(Dataset records)
□ □ □ □ □

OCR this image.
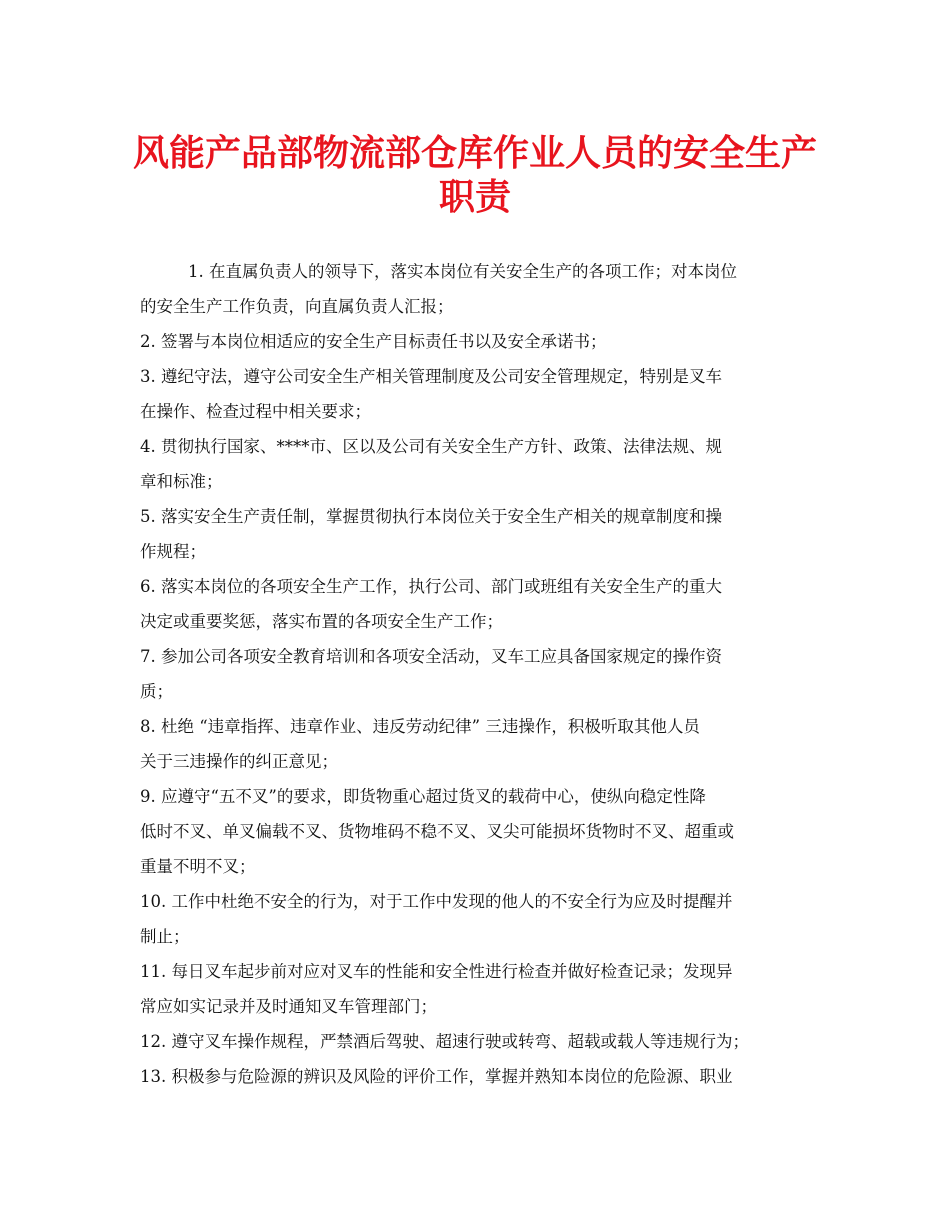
风能产品部物流部仓库作业人员的安全生产
职责
1. 在直属负责人的领导下，落实本岗位有关安全生产的各项工作；对本岗位
的安全生产工作负责，向直属负责人汇报；
2. 签署与本岗位相适应的安全生产目标责任书以及安全承诺书；
3. 遵纪守法，遵守公司安全生产相关管理制度及公司安全管理规定，特别是叉车
在操作、检查过程中相关要求；
4. 贯彻执行国家、****市、区以及公司有关安全生产方针、政策、法律法规、规
章和标准；
5. 落实安全生产责任制，掌握贯彻执行本岗位关于安全生产相关的规章制度和操
作规程；
6. 落实本岗位的各项安全生产工作，执行公司、部门或班组有关安全生产的重大
决定或重要奖惩，落实布置的各项安全生产工作；
7. 参加公司各项安全教育培训和各项安全活动，叉车工应具备国家规定的操作资
质；
8. 杜绝 “违章指挥、违章作业、违反劳动纪律” 三违操作，积极听取其他人员
关于三违操作的纠正意见；
9. 应遵守“五不叉”的要求，即货物重心超过货叉的载荷中心，使纵向稳定性降
低时不叉、单叉偏载不叉、货物堆码不稳不叉、叉尖可能损坏货物时不叉、超重或
重量不明不叉；
10. 工作中杜绝不安全的行为，对于工作中发现的他人的不安全行为应及时提醒并
制止；
11. 每日叉车起步前对应对叉车的性能和安全性进行检查并做好检查记录；发现异
常应如实记录并及时通知叉车管理部门；
12. 遵守叉车操作规程，严禁酒后驾驶、超速行驶或转弯、超载或载人等违规行为；
13. 积极参与危险源的辨识及风险的评价工作，掌握并熟知本岗位的危险源、职业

□ □ □ □ □

What you should do: Leave out the pictures and repeat everything else in the records exactly.

Task result:
OCR this image.
风能产品部物流部仓库作业人员的安全生产
职责
1. 在直属负责人的领导下，落实本岗位有关安全生产的各项工作；对本岗位
的安全生产工作负责，向直属负责人汇报；
2. 签署与本岗位相适应的安全生产目标责任书以及安全承诺书；
3. 遵纪守法，遵守公司安全生产相关管理制度及公司安全管理规定，特别是叉车
在操作、检查过程中相关要求；
4. 贯彻执行国家、****市、区以及公司有关安全生产方针、政策、法律法规、规
章和标准；
5. 落实安全生产责任制，掌握贯彻执行本岗位关于安全生产相关的规章制度和操
作规程；
6. 落实本岗位的各项安全生产工作，执行公司、部门或班组有关安全生产的重大
决定或重要奖惩，落实布置的各项安全生产工作；
7. 参加公司各项安全教育培训和各项安全活动，叉车工应具备国家规定的操作资
质；
8. 杜绝 “违章指挥、违章作业、违反劳动纪律” 三违操作，积极听取其他人员
关于三违操作的纠正意见；
9. 应遵守“五不叉”的要求，即货物重心超过货叉的载荷中心，使纵向稳定性降
低时不叉、单叉偏载不叉、货物堆码不稳不叉、叉尖可能损坏货物时不叉、超重或
重量不明不叉；
10. 工作中杜绝不安全的行为，对于工作中发现的他人的不安全行为应及时提醒并
制止；
11. 每日叉车起步前对应对叉车的性能和安全性进行检查并做好检查记录；发现异
常应如实记录并及时通知叉车管理部门；
12. 遵守叉车操作规程，严禁酒后驾驶、超速行驶或转弯、超载或载人等违规行为；
13. 积极参与危险源的辨识及风险的评价工作，掌握并熟知本岗位的危险源、职业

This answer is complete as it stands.